[Start Document section]

You are viewing a plain text version of this content. The canonical link for it is here.
Posted to user@phoenix.apache.org by Vamsi Krishna <va...@gmail.com> on 2016/03/15 13:41:00 UTC

Does phoenix CsvBulkLoadTool write to WAL/Memstore

Team,

Does phoenix CsvBulkLoadTool write to HBase WAL/Memstore?

Phoenix-Spark plugin:
Does saveToPhoenix method on RDD[Tuple] write to HBase WAL/Memstore?

Thanks,
Vamsi Attluri
-- 
Vamsi Attluri

Re: Does phoenix CsvBulkLoadTool write to WAL/Memstore

Posted by Vamsi Krishna <va...@gmail.com>.
Thanks Pari.

The frequency of the job is weekly.
No. of rows is around 10 billion.
Cluster is 13 node.
>From what you have mentioned I see that CsvBulkLoadTool is best option for
my scenario.

I see you have mentioned about increasing the batch size to accommodate
more rows.
Are you talking about the 'phoenix.mutate.batchSize' configuration
parameter?

Vamsi Attluri

On Wed, Mar 16, 2016 at 9:01 AM Pariksheet Barapatre <pb...@gmail.com>
wrote:

> Hi Vamsi,
>
> How many number of rows your expecting out of your transformation and what
> is the frequency of job?
>
> If there are less number of row (< ~100K and this depends on cluster size
> as well), you can go ahead with phoenix-spark plug-in , increase  batch
> size to accommodate more rows, else use CVSbulkLoader.
>
> Thanks
> Pari
>
> On 16 March 2016 at 20:03, Vamsi Krishna <va...@gmail.com> wrote:
>
>> Thanks Gabriel & Ravi.
>>
>> I have a data processing job wirtten in Spark-Scala.
>> I do a join on data from 2 data files (CSV files) and do data
>> transformation on the resulting data. Finally load the transformed data
>> into phoenix table using Phoenix-Spark plugin.

[End Document section]
[Start Entries]

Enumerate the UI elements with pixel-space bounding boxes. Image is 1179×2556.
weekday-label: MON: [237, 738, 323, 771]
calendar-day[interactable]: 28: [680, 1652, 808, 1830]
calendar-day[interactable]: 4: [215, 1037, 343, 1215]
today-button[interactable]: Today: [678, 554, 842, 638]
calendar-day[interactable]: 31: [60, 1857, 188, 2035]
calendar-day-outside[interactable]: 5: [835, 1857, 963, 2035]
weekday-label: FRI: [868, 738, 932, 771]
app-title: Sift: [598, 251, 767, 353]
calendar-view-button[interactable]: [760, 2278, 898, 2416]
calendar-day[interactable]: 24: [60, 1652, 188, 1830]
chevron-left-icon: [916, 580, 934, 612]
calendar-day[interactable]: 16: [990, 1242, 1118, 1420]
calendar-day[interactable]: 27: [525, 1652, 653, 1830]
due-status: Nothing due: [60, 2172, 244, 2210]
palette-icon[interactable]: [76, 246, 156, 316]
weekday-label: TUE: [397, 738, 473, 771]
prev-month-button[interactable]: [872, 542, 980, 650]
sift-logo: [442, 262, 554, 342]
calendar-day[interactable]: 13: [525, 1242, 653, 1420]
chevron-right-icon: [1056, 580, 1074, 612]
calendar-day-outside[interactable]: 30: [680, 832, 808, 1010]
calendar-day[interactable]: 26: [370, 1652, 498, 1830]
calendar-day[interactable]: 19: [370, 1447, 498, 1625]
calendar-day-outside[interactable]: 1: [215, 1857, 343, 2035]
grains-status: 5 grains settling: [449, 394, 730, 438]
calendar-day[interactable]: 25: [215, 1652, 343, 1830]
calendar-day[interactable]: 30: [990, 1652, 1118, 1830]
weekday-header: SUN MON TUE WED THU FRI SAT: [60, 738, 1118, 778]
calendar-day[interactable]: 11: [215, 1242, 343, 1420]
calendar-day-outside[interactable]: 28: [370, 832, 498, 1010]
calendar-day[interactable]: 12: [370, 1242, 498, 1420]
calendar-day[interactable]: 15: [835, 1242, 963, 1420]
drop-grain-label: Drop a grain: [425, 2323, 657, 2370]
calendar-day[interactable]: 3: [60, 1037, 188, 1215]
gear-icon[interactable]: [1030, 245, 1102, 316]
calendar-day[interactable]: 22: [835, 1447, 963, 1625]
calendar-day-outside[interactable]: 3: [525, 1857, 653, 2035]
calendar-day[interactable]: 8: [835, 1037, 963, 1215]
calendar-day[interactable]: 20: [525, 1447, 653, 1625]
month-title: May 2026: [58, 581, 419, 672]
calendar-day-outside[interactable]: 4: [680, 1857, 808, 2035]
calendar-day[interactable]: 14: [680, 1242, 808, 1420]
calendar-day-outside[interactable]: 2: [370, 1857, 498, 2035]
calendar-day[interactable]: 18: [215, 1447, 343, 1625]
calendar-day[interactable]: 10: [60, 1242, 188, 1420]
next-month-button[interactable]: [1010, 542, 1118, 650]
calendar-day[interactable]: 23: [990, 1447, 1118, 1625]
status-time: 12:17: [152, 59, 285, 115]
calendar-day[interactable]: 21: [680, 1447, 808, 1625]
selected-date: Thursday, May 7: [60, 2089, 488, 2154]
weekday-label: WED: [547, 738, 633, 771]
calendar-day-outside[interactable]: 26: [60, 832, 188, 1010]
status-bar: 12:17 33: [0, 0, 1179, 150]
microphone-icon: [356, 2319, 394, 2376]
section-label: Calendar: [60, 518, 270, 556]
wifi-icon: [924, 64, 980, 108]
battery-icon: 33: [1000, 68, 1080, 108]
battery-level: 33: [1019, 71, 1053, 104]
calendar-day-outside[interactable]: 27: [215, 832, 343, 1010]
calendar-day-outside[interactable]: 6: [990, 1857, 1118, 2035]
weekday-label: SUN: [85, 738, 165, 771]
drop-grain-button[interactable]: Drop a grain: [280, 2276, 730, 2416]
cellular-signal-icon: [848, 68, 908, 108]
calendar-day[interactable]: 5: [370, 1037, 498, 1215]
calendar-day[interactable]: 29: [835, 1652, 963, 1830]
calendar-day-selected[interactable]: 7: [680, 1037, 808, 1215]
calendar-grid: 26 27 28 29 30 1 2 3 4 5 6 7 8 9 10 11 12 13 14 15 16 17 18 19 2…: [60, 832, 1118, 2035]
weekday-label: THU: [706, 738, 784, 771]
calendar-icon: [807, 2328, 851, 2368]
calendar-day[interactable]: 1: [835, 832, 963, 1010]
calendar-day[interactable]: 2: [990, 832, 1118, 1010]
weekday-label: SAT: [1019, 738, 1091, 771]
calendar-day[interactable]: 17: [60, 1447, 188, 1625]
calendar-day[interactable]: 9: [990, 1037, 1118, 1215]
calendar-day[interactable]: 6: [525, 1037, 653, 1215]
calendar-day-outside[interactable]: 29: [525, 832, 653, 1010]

[End Entries]

> _Brief 1_: From the CsvBulkLoadTool thread, return verbatim the stretch from "On Wed, Mar" through "else use CVSbulkLoader.".
> _Brief 2_: According to the CsvBulkLoadTool thread, how often does the job run?

> _Task response 1_:
On Wed, Mar 16, 2016 at 9:01 AM Pariksheet Barapatre <pb...@gmail.com>
wrote:

> Hi Vamsi,
>
> How many number of rows your expecting out of your transformation and what
> is the frequency of job?
>
> If there are less number of row (< ~100K and this depends on cluster size
> as well), you can go ahead with phoenix-spark plug-in , increase  batch
> size to accommodate more rows, else use CVSbulkLoader.

> _Task response 2_: Weekly.